Work required: Each entry here needs to be set down again exactly, please; pictures are left out.

Information given:
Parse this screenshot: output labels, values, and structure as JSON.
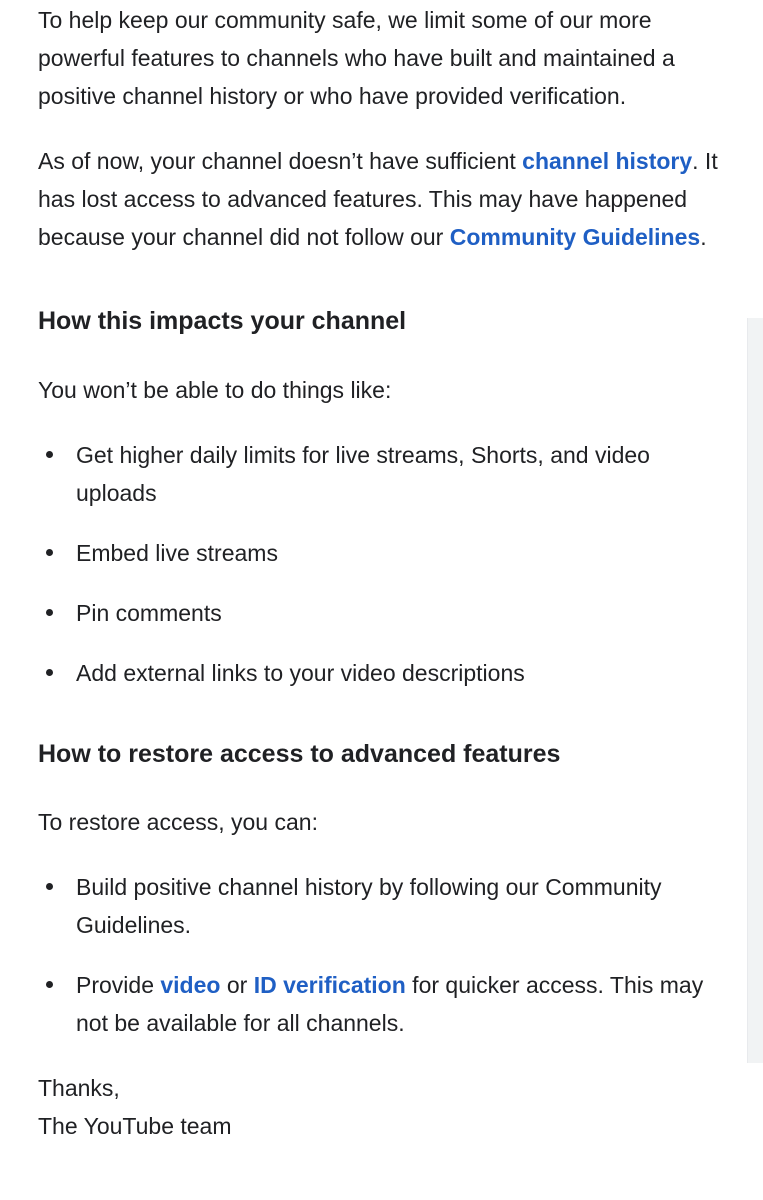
{
  "intro": {
    "paragraph1": "To help keep our community safe, we limit some of our more powerful features to channels who have built and maintained a positive channel history or who have provided verification.",
    "paragraph2_pre": "As of now, your channel doesn’t have sufficient ",
    "paragraph2_link1": "channel history",
    "paragraph2_mid": ". It has lost access to advanced features. This may have happened because your channel did not follow our ",
    "paragraph2_link2": "Community Guidelines",
    "paragraph2_post": "."
  },
  "impacts": {
    "heading": "How this impacts your channel",
    "intro": "You won’t be able to do things like:",
    "items": [
      "Get higher daily limits for live streams, Shorts, and video uploads",
      "Embed live streams",
      "Pin comments",
      "Add external links to your video descriptions"
    ]
  },
  "restore": {
    "heading": "How to restore access to advanced features",
    "intro": "To restore access, you can:",
    "item1": "Build positive channel history by following our Community Guidelines.",
    "item2_pre": "Provide ",
    "item2_link1": "video",
    "item2_mid": " or ",
    "item2_link2": "ID verification",
    "item2_post": " for quicker access. This may not be available for all channels."
  },
  "signoff": {
    "thanks": "Thanks,",
    "team": "The YouTube team"
  },
  "colors": {
    "text": "#202124",
    "link": "#1f5fc4",
    "background": "#ffffff"
  }
}
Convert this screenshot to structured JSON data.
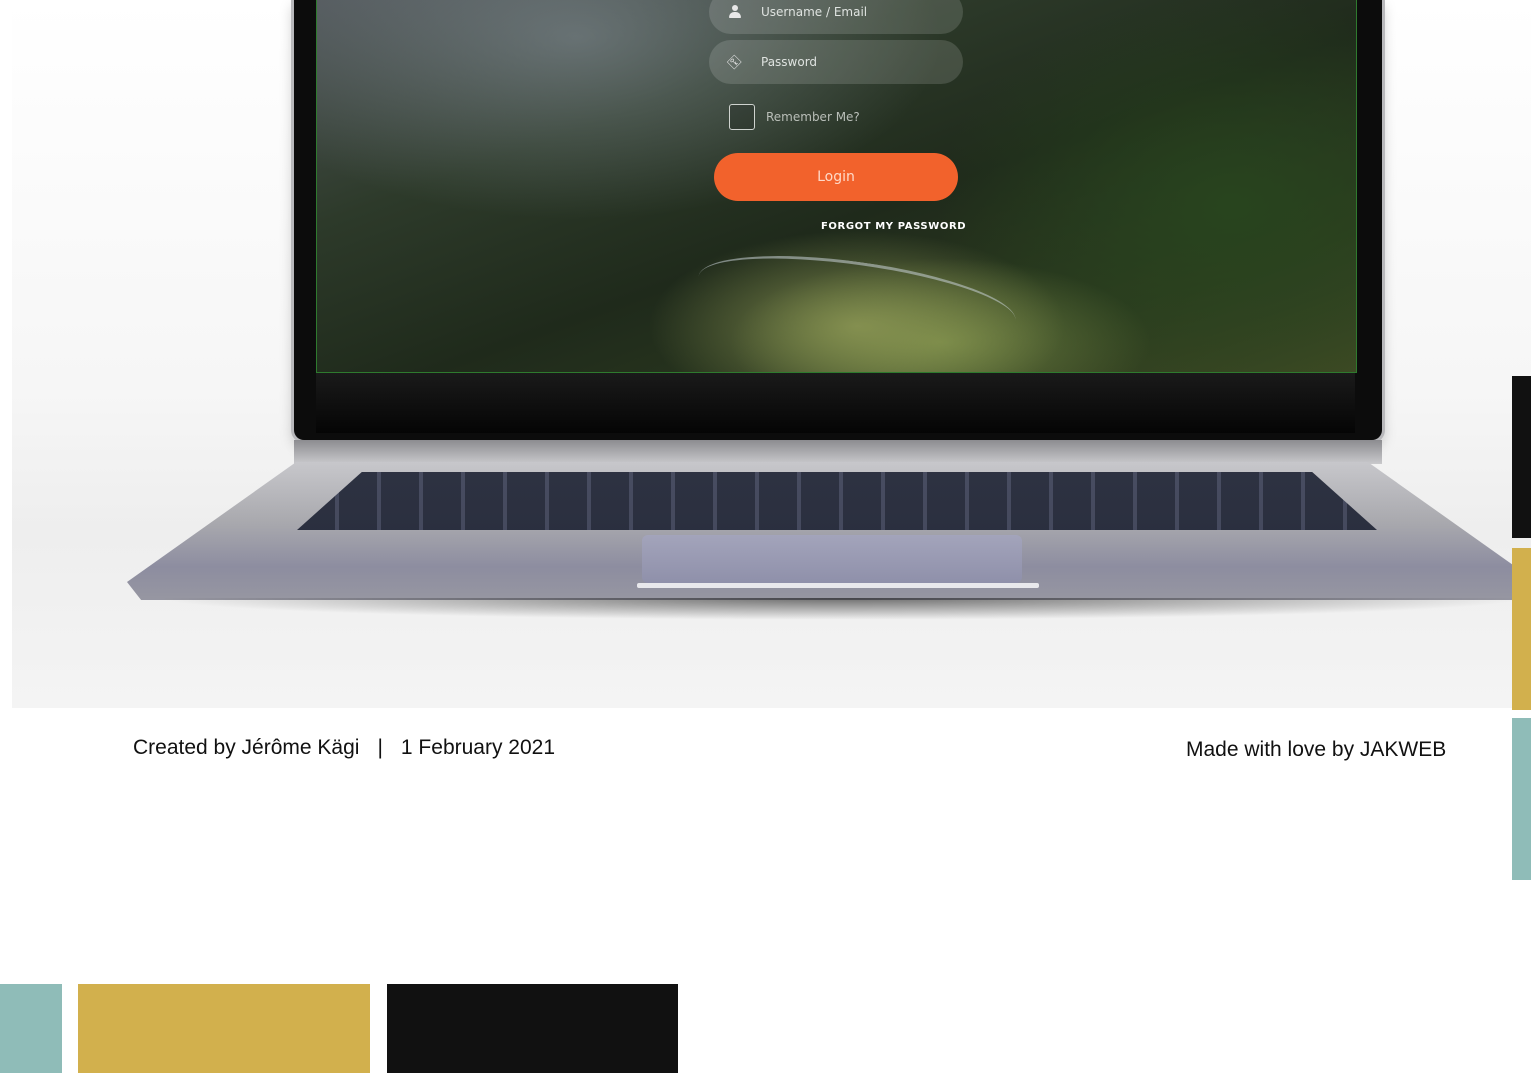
{
  "login": {
    "username_placeholder": "Username / Email",
    "password_placeholder": "Password",
    "remember_label": "Remember Me?",
    "login_button": "Login",
    "forgot_link": "FORGOT MY PASSWORD",
    "user_icon": "user-icon",
    "key_icon": "key-icon"
  },
  "footer": {
    "creator": "Created by Jérôme Kägi",
    "separator": "|",
    "date": "1 February 2021",
    "made_with": "Made with love by JAKWEB"
  },
  "palette": {
    "teal": "#8fbcb8",
    "gold": "#d2b04d",
    "black": "#111111",
    "accent_orange": "#f2622c"
  }
}
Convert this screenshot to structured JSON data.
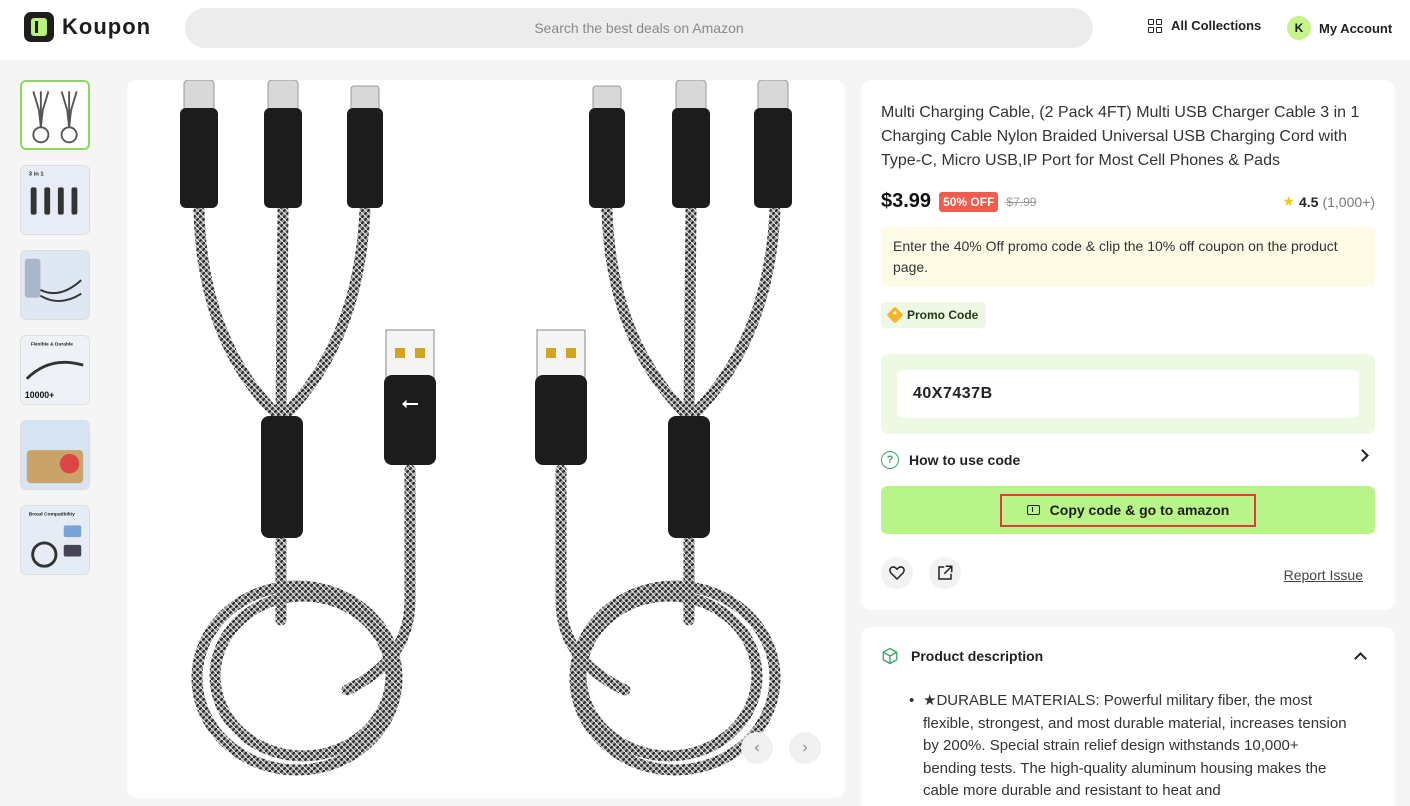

Completed exercise:
Parse this screenshot: output labels, values, and structure as JSON.
{
  "intro": {
    "paragraph1": "To help keep our community safe, we limit some of our more powerful features to channels who have built and maintained a positive channel history or who have provided verification.",
    "paragraph2_pre": "As of now, your channel doesn’t have sufficient ",
    "paragraph2_link1": "channel history",
    "paragraph2_mid": ". It has lost access to advanced features. This may have happened because your channel did not follow our ",
    "paragraph2_link2": "Community Guidelines",
    "paragraph2_post": "."
  },
  "impacts": {
    "heading": "How this impacts your channel",
    "intro": "You won’t be able to do things like:",
    "items": [
      "Get higher daily limits for live streams, Shorts, and video uploads",
      "Embed live streams",
      "Pin comments",
      "Add external links to your video descriptions"
    ]
  },
  "restore": {
    "heading": "How to restore access to advanced features",
    "intro": "To restore access, you can:",
    "item1": "Build positive channel history by following our Community Guidelines.",
    "item2_pre": "Provide ",
    "item2_link1": "video",
    "item2_mid": " or ",
    "item2_link2": "ID verification",
    "item2_post": " for quicker access. This may not be available for all channels."
  },
  "signoff": {
    "thanks": "Thanks,",
    "team": "The YouTube team"
  },
  "colors": {
    "text": "#202124",
    "link": "#1f5fc4",
    "background": "#ffffff"
  }
}
Convert this screenshot to structured JSON data.
{
  "login": {
    "username_placeholder": "Username / Email",
    "password_placeholder": "Password",
    "remember_label": "Remember Me?",
    "login_button": "Login",
    "forgot_link": "FORGOT MY PASSWORD",
    "user_icon": "user-icon",
    "key_icon": "key-icon"
  },
  "footer": {
    "creator": "Created by Jérôme Kägi",
    "separator": "|",
    "date": "1 February 2021",
    "made_with": "Made with love by JAKWEB"
  },
  "palette": {
    "teal": "#8fbcb8",
    "gold": "#d2b04d",
    "black": "#111111",
    "accent_orange": "#f2622c"
  }
}
Convert this screenshot to structured JSON data.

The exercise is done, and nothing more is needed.